Problem to work on: Write out, word for word, the rows from the first line up to and including the line containing "series-center-experiment: [144, 7, 755, 302]".

[Box annotation data]
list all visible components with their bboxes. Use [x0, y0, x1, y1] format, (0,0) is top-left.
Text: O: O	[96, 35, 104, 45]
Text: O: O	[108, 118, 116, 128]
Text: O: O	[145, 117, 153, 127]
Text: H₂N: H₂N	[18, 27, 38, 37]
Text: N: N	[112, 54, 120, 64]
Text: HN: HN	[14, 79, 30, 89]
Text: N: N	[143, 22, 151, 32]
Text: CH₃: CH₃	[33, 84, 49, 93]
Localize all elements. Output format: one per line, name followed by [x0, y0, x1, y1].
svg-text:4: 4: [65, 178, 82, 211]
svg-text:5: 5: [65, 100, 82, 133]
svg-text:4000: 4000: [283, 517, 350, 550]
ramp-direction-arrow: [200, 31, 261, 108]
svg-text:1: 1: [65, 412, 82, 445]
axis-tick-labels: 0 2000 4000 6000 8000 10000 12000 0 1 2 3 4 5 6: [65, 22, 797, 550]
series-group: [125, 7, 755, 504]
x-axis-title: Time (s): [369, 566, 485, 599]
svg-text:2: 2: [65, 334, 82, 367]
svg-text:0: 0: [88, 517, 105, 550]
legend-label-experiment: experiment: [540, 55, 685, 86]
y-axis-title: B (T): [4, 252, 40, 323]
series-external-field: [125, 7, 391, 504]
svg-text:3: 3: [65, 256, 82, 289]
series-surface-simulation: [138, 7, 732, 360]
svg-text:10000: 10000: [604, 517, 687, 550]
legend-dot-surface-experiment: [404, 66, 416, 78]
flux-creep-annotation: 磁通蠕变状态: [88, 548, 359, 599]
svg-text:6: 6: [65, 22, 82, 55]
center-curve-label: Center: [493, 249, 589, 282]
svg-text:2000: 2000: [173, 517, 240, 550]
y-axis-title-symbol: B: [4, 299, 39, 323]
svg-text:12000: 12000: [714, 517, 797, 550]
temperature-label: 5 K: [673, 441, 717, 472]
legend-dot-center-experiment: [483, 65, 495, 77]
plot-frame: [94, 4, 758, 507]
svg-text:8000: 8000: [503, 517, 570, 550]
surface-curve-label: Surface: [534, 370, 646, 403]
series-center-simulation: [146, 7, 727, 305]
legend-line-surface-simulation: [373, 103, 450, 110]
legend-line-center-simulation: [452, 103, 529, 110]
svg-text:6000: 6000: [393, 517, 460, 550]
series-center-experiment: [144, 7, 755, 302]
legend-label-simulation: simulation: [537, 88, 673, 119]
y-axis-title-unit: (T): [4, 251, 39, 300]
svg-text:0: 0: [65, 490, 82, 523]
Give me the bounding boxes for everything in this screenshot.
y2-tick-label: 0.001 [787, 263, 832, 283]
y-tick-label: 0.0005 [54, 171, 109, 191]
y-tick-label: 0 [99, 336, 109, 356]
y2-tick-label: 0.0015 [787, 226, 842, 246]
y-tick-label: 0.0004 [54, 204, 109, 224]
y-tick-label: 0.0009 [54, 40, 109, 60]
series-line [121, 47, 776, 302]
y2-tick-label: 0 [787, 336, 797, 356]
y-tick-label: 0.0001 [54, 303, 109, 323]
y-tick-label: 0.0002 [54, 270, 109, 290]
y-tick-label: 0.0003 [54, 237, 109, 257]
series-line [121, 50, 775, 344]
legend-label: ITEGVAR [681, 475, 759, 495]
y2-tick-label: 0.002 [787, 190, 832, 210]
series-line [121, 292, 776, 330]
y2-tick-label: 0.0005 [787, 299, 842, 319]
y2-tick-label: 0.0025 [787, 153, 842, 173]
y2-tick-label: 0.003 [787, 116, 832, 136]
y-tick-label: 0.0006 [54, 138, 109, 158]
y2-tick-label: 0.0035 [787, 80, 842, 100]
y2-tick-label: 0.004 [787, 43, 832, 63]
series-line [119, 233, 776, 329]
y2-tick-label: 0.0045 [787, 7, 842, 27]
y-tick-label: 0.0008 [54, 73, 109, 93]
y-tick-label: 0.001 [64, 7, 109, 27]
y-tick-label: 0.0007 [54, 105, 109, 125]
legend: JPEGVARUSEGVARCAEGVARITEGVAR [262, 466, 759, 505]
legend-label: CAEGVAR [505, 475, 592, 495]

Worked answer:
list all visible components with their bboxes. Use [x0, y0, x1, y1] format, (0,0) is top-left.
Text: O: O	[96, 35, 104, 45]
Text: O: O	[108, 118, 116, 128]
Text: O: O	[145, 117, 153, 127]
Text: H₂N: H₂N	[18, 27, 38, 37]
Text: N: N	[112, 54, 120, 64]
Text: HN: HN	[14, 79, 30, 89]
Text: N: N	[143, 22, 151, 32]
Text: CH₃: CH₃	[33, 84, 49, 93]
Localize all elements. Output format: one per line, name followed by [x0, y0, x1, y1].
svg-text:4: 4: [65, 178, 82, 211]
svg-text:5: 5: [65, 100, 82, 133]
svg-text:4000: 4000: [283, 517, 350, 550]
ramp-direction-arrow: [200, 31, 261, 108]
svg-text:1: 1: [65, 412, 82, 445]
axis-tick-labels: 0 2000 4000 6000 8000 10000 12000 0 1 2 3 4 5 6: [65, 22, 797, 550]
series-group: [125, 7, 755, 504]
x-axis-title: Time (s): [369, 566, 485, 599]
svg-text:2: 2: [65, 334, 82, 367]
svg-text:0: 0: [88, 517, 105, 550]
legend-label-experiment: experiment: [540, 55, 685, 86]
y-axis-title: B (T): [4, 252, 40, 323]
series-external-field: [125, 7, 391, 504]
svg-text:3: 3: [65, 256, 82, 289]
series-surface-simulation: [138, 7, 732, 360]
svg-text:10000: 10000: [604, 517, 687, 550]
legend-dot-surface-experiment: [404, 66, 416, 78]
flux-creep-annotation: 磁通蠕变状态: [88, 548, 359, 599]
svg-text:6: 6: [65, 22, 82, 55]
center-curve-label: Center: [493, 249, 589, 282]
svg-text:2000: 2000: [173, 517, 240, 550]
y-axis-title-symbol: B: [4, 299, 39, 323]
svg-text:12000: 12000: [714, 517, 797, 550]
temperature-label: 5 K: [673, 441, 717, 472]
legend-dot-center-experiment: [483, 65, 495, 77]
plot-frame: [94, 4, 758, 507]
svg-text:8000: 8000: [503, 517, 570, 550]
surface-curve-label: Surface: [534, 370, 646, 403]
series-center-simulation: [146, 7, 727, 305]
legend-line-surface-simulation: [373, 103, 450, 110]
legend-line-center-simulation: [452, 103, 529, 110]
svg-text:6000: 6000: [393, 517, 460, 550]
series-center-experiment: [144, 7, 755, 302]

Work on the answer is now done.